Scan the listing below for the word "Unique" and state how many lines hold it. Write nothing but the number.

---- DATA ENTRIES

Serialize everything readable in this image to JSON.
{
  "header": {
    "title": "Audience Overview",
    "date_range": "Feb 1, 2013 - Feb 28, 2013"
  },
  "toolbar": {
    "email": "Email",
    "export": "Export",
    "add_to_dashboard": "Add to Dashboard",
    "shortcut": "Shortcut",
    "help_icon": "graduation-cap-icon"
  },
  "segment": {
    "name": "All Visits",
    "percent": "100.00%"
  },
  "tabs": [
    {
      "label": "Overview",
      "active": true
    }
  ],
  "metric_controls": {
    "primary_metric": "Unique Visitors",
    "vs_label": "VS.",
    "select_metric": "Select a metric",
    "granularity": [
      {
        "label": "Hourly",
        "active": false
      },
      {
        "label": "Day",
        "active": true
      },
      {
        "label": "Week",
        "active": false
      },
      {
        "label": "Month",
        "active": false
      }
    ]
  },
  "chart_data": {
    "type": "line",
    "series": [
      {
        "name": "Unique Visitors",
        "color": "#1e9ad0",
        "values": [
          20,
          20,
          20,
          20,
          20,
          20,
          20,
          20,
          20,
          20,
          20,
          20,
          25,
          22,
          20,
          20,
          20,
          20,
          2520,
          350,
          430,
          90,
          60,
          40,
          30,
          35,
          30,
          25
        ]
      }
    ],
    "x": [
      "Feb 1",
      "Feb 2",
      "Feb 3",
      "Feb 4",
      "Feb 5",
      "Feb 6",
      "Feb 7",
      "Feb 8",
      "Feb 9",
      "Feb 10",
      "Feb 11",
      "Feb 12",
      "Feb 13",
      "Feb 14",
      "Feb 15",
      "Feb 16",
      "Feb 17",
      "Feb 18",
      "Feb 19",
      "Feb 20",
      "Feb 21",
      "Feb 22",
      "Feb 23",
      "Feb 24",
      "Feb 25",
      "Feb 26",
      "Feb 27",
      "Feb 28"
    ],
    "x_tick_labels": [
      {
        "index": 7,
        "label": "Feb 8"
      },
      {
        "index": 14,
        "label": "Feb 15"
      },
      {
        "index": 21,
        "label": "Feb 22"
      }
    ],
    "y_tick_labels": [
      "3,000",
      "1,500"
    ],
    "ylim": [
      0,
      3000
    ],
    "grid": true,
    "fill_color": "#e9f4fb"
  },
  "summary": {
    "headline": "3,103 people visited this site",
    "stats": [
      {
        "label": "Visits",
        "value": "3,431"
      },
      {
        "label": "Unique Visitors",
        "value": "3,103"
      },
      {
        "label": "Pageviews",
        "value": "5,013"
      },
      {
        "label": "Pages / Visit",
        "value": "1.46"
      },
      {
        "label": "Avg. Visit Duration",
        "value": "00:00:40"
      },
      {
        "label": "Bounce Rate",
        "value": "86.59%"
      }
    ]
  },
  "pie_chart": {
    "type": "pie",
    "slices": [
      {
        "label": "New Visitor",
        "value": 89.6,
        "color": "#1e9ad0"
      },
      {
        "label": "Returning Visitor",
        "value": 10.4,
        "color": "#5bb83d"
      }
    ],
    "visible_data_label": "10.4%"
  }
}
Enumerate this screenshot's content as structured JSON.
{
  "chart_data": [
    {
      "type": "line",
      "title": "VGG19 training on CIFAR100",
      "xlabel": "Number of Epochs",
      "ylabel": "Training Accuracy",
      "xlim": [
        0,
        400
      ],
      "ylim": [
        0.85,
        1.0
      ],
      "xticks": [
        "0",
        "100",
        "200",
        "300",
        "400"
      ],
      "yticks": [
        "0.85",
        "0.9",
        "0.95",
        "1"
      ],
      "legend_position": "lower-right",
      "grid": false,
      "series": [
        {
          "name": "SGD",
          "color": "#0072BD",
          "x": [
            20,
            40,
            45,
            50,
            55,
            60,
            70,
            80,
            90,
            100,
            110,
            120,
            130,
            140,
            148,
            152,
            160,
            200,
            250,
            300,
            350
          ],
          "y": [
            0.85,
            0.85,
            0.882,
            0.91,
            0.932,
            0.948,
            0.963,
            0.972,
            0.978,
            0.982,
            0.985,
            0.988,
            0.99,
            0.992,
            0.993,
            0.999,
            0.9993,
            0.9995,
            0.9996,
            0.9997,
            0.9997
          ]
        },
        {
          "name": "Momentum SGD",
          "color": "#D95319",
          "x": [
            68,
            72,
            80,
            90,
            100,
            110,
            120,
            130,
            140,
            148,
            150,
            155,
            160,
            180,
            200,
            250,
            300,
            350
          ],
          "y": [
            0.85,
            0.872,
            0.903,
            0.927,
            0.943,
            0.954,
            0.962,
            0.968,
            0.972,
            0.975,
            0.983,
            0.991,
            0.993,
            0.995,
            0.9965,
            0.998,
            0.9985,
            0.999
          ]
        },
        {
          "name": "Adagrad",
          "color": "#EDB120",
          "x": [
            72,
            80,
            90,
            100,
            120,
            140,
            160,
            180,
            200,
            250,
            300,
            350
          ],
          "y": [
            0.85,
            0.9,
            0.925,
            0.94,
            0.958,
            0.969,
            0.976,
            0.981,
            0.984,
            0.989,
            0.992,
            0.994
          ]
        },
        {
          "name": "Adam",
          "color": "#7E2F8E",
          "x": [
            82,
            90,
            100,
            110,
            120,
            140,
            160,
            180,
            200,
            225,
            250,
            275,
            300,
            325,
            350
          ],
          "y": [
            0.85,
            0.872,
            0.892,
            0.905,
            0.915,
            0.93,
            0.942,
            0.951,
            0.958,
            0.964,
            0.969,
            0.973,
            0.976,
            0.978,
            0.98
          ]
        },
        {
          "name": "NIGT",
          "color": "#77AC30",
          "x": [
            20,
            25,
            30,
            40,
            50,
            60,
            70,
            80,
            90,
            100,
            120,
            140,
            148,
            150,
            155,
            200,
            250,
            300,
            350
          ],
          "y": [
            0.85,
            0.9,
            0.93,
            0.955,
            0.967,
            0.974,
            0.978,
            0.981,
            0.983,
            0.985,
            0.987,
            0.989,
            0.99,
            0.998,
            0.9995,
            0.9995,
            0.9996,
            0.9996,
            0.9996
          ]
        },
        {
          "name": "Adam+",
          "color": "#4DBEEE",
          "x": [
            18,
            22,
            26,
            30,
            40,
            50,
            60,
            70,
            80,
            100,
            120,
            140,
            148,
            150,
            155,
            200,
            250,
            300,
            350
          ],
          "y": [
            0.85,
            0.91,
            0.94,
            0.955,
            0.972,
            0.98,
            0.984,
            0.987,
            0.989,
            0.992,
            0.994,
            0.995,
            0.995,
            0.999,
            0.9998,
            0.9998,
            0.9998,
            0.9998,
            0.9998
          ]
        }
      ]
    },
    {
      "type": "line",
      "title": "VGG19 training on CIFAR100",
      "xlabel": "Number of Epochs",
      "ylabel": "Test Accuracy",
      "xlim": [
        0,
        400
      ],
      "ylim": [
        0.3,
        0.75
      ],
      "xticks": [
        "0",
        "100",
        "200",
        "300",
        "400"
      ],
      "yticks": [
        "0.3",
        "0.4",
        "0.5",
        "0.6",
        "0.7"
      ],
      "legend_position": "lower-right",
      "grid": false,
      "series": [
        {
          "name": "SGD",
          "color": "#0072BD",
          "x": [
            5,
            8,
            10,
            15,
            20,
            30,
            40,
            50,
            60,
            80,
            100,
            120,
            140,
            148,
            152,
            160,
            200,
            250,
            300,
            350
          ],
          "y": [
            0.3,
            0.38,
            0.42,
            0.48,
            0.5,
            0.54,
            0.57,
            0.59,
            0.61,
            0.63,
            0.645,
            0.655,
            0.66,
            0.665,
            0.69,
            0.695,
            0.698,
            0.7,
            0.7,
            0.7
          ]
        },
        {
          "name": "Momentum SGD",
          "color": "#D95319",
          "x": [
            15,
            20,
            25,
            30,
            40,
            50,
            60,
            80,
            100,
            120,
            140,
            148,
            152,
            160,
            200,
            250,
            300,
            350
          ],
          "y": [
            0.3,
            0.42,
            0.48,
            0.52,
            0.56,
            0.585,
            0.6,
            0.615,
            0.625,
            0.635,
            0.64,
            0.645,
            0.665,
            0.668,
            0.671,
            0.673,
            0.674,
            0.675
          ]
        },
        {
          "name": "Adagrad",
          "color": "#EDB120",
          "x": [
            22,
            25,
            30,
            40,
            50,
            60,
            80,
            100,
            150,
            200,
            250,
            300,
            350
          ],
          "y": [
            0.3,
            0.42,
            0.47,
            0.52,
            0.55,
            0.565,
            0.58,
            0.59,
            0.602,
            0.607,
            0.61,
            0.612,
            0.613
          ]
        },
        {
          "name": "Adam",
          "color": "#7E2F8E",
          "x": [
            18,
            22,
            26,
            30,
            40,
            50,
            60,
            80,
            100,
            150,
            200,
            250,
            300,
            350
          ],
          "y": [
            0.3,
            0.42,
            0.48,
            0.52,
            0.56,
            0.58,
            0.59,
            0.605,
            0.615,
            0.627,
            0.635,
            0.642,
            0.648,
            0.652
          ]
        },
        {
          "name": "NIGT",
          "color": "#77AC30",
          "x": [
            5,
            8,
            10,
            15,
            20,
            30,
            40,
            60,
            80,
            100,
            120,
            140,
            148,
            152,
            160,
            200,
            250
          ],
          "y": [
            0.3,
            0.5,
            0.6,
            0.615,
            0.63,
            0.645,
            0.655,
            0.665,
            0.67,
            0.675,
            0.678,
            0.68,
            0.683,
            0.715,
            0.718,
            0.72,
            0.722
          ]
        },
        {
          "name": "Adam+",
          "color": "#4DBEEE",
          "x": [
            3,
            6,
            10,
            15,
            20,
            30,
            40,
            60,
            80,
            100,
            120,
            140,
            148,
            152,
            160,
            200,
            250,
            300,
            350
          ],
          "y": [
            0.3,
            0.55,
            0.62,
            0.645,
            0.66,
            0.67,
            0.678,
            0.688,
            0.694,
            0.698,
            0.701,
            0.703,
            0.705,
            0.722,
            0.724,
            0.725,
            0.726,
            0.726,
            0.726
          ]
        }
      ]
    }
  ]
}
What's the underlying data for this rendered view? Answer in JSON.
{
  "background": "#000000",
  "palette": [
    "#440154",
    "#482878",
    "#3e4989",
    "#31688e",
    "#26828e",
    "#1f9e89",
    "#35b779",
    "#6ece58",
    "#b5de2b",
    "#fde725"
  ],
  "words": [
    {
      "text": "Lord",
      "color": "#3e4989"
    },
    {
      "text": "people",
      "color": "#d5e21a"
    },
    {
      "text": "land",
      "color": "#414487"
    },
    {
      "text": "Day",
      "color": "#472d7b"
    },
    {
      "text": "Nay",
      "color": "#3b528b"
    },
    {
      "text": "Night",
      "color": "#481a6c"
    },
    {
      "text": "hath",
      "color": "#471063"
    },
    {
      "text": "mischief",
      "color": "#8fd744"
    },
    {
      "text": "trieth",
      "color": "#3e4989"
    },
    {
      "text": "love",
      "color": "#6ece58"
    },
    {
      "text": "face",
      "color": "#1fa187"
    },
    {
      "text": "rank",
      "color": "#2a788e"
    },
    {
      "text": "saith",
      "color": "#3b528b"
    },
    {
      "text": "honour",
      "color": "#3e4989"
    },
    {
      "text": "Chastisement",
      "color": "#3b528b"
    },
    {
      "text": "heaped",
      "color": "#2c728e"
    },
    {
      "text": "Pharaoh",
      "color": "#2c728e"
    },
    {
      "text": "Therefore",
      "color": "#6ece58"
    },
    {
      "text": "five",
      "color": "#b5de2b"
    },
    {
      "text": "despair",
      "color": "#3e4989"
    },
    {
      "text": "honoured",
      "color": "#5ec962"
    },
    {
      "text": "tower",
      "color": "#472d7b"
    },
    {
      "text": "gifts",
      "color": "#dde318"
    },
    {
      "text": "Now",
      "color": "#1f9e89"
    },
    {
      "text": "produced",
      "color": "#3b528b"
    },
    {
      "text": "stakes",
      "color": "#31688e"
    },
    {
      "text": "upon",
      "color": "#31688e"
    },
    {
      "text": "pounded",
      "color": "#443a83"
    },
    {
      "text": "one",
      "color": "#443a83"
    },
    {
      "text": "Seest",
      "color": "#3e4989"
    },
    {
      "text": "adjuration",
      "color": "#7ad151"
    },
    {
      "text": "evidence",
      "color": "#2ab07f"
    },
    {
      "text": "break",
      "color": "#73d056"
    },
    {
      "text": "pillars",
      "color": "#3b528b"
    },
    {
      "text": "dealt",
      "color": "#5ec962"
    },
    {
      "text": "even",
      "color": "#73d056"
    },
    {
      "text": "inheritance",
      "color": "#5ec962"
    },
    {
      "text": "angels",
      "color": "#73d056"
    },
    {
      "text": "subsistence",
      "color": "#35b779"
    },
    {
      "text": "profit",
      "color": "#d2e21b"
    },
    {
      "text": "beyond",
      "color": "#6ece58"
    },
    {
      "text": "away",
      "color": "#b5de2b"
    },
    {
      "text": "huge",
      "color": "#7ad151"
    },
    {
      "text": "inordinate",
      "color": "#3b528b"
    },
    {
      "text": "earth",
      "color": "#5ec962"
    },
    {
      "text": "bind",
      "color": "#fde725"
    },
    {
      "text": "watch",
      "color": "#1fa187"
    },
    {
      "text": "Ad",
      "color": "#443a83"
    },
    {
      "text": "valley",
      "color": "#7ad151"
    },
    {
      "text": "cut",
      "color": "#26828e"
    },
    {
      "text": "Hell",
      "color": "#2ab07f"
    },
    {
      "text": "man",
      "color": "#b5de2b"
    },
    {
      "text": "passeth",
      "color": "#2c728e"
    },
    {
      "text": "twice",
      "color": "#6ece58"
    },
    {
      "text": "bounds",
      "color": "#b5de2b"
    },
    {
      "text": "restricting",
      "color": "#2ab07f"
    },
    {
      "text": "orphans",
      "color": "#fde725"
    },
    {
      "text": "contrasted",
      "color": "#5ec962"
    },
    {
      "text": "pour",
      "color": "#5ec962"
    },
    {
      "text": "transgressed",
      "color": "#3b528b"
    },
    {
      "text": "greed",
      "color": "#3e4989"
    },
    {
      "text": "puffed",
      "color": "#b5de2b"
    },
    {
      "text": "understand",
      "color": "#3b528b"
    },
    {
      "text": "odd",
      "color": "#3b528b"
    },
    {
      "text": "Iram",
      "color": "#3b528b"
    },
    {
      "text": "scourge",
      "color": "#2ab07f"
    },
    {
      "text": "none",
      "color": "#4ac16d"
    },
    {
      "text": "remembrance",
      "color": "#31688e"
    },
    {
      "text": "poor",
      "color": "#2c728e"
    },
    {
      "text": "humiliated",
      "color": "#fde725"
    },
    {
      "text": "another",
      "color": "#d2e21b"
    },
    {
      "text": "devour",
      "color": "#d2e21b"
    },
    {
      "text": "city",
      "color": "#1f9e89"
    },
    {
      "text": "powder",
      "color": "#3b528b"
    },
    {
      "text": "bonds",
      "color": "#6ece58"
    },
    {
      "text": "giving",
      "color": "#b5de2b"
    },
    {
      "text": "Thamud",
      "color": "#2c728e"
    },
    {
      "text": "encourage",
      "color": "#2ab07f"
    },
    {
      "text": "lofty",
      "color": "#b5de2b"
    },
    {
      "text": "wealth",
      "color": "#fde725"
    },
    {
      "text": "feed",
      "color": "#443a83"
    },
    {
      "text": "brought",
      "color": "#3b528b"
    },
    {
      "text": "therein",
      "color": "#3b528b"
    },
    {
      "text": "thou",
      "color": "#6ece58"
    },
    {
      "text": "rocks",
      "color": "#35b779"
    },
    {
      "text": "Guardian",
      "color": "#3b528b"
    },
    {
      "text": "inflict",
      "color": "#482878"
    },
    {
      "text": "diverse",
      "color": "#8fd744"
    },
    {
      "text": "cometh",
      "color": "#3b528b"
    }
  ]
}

--------

● REPLY TO THE EXERCISE
3